## WHAT THE TASK ASKS
Please write out the complete listing that follows, exactly as it reads.

## INPUT MATERIAL
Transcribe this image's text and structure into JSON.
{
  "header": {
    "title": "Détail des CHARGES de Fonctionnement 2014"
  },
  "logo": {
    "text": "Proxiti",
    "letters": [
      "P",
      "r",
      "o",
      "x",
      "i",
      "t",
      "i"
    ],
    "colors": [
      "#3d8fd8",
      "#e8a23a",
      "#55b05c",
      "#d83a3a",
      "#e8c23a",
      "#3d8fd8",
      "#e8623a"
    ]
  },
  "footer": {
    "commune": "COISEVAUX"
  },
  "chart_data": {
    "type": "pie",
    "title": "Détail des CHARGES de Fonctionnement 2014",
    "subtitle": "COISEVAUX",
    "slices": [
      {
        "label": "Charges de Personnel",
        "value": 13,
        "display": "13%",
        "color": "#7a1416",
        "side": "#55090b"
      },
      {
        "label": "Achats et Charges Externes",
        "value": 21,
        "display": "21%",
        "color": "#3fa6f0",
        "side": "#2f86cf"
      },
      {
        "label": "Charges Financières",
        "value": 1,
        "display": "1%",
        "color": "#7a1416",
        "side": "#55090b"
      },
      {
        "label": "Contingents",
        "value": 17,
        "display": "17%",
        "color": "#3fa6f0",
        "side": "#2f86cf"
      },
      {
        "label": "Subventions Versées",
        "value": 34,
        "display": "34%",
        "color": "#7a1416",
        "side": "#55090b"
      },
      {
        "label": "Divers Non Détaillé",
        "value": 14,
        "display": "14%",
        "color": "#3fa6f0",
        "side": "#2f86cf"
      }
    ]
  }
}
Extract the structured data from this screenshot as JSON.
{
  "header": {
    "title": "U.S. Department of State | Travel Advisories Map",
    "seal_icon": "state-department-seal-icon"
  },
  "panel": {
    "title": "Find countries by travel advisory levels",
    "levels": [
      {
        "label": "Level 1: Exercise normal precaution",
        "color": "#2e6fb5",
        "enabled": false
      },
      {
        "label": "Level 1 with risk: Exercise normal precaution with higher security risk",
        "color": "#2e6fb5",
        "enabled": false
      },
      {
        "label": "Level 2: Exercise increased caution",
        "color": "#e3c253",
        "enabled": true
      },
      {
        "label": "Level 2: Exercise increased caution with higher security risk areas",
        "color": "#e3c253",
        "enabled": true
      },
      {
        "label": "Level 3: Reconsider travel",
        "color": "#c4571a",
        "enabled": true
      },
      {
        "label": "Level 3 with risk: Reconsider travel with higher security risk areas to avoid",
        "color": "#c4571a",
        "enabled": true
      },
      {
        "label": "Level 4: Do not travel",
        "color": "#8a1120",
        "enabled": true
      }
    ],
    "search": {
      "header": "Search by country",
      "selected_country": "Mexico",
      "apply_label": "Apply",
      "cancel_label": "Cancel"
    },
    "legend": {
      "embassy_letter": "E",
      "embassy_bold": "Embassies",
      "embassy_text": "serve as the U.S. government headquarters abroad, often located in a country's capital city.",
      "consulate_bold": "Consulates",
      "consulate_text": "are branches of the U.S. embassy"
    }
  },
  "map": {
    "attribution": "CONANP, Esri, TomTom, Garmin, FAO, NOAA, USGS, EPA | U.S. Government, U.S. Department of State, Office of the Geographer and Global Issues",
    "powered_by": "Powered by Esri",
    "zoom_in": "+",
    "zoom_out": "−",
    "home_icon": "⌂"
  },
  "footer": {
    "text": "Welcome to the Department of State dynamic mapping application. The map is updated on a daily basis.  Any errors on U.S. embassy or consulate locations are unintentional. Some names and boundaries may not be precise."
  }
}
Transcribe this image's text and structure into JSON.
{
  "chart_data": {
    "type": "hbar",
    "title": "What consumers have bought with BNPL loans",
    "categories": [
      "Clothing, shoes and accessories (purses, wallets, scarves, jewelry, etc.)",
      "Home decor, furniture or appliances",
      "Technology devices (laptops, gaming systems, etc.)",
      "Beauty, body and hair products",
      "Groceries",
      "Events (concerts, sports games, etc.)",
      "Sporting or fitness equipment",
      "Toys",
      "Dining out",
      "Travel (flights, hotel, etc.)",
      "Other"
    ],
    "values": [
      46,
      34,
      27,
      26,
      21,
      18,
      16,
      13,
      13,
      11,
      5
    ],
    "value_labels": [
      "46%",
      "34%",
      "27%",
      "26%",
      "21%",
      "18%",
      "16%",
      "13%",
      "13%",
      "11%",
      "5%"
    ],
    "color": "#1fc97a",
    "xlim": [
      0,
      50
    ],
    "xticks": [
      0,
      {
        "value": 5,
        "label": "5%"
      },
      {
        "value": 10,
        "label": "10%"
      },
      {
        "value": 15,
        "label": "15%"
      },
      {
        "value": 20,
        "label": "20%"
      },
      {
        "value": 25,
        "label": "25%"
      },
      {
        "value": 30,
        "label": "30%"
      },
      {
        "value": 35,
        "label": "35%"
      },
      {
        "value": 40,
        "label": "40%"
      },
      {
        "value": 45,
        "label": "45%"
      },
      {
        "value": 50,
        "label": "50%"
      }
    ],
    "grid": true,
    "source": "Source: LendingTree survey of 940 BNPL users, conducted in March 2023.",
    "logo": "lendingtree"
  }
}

## TASK OUTPUT
Transcribe this image's text and structure into JSON.
{
  "header": {
    "title": "Détail des CHARGES de Fonctionnement 2014"
  },
  "logo": {
    "text": "Proxiti",
    "letters": [
      "P",
      "r",
      "o",
      "x",
      "i",
      "t",
      "i"
    ],
    "colors": [
      "#3d8fd8",
      "#e8a23a",
      "#55b05c",
      "#d83a3a",
      "#e8c23a",
      "#3d8fd8",
      "#e8623a"
    ]
  },
  "footer": {
    "commune": "COISEVAUX"
  },
  "chart_data": {
    "type": "pie",
    "title": "Détail des CHARGES de Fonctionnement 2014",
    "subtitle": "COISEVAUX",
    "slices": [
      {
        "label": "Charges de Personnel",
        "value": 13,
        "display": "13%",
        "color": "#7a1416",
        "side": "#55090b"
      },
      {
        "label": "Achats et Charges Externes",
        "value": 21,
        "display": "21%",
        "color": "#3fa6f0",
        "side": "#2f86cf"
      },
      {
        "label": "Charges Financières",
        "value": 1,
        "display": "1%",
        "color": "#7a1416",
        "side": "#55090b"
      },
      {
        "label": "Contingents",
        "value": 17,
        "display": "17%",
        "color": "#3fa6f0",
        "side": "#2f86cf"
      },
      {
        "label": "Subventions Versées",
        "value": 34,
        "display": "34%",
        "color": "#7a1416",
        "side": "#55090b"
      },
      {
        "label": "Divers Non Détaillé",
        "value": 14,
        "display": "14%",
        "color": "#3fa6f0",
        "side": "#2f86cf"
      }
    ]
  }
}
Extract the structured data from this screenshot as JSON.
{
  "header": {
    "title": "U.S. Department of State | Travel Advisories Map",
    "seal_icon": "state-department-seal-icon"
  },
  "panel": {
    "title": "Find countries by travel advisory levels",
    "levels": [
      {
        "label": "Level 1: Exercise normal precaution",
        "color": "#2e6fb5",
        "enabled": false
      },
      {
        "label": "Level 1 with risk: Exercise normal precaution with higher security risk",
        "color": "#2e6fb5",
        "enabled": false
      },
      {
        "label": "Level 2: Exercise increased caution",
        "color": "#e3c253",
        "enabled": true
      },
      {
        "label": "Level 2: Exercise increased caution with higher security risk areas",
        "color": "#e3c253",
        "enabled": true
      },
      {
        "label": "Level 3: Reconsider travel",
        "color": "#c4571a",
        "enabled": true
      },
      {
        "label": "Level 3 with risk: Reconsider travel with higher security risk areas to avoid",
        "color": "#c4571a",
        "enabled": true
      },
      {
        "label": "Level 4: Do not travel",
        "color": "#8a1120",
        "enabled": true
      }
    ],
    "search": {
      "header": "Search by country",
      "selected_country": "Mexico",
      "apply_label": "Apply",
      "cancel_label": "Cancel"
    },
    "legend": {
      "embassy_letter": "E",
      "embassy_bold": "Embassies",
      "embassy_text": "serve as the U.S. government headquarters abroad, often located in a country's capital city.",
      "consulate_bold": "Consulates",
      "consulate_text": "are branches of the U.S. embassy"
    }
  },
  "map": {
    "attribution": "CONANP, Esri, TomTom, Garmin, FAO, NOAA, USGS, EPA | U.S. Government, U.S. Department of State, Office of the Geographer and Global Issues",
    "powered_by": "Powered by Esri",
    "zoom_in": "+",
    "zoom_out": "−",
    "home_icon": "⌂"
  },
  "footer": {
    "text": "Welcome to the Department of State dynamic mapping application. The map is updated on a daily basis.  Any errors on U.S. embassy or consulate locations are unintentional. Some names and boundaries may not be precise."
  }
}
Transcribe this image's text and structure into JSON.
{
  "chart_data": {
    "type": "hbar",
    "title": "What consumers have bought with BNPL loans",
    "categories": [
      "Clothing, shoes and accessories (purses, wallets, scarves, jewelry, etc.)",
      "Home decor, furniture or appliances",
      "Technology devices (laptops, gaming systems, etc.)",
      "Beauty, body and hair products",
      "Groceries",
      "Events (concerts, sports games, etc.)",
      "Sporting or fitness equipment",
      "Toys",
      "Dining out",
      "Travel (flights, hotel, etc.)",
      "Other"
    ],
    "values": [
      46,
      34,
      27,
      26,
      21,
      18,
      16,
      13,
      13,
      11,
      5
    ],
    "value_labels": [
      "46%",
      "34%",
      "27%",
      "26%",
      "21%",
      "18%",
      "16%",
      "13%",
      "13%",
      "11%",
      "5%"
    ],
    "color": "#1fc97a",
    "xlim": [
      0,
      50
    ],
    "xticks": [
      0,
      {
        "value": 5,
        "label": "5%"
      },
      {
        "value": 10,
        "label": "10%"
      },
      {
        "value": 15,
        "label": "15%"
      },
      {
        "value": 20,
        "label": "20%"
      },
      {
        "value": 25,
        "label": "25%"
      },
      {
        "value": 30,
        "label": "30%"
      },
      {
        "value": 35,
        "label": "35%"
      },
      {
        "value": 40,
        "label": "40%"
      },
      {
        "value": 45,
        "label": "45%"
      },
      {
        "value": 50,
        "label": "50%"
      }
    ],
    "grid": true,
    "source": "Source: LendingTree survey of 940 BNPL users, conducted in March 2023.",
    "logo": "lendingtree"
  }
}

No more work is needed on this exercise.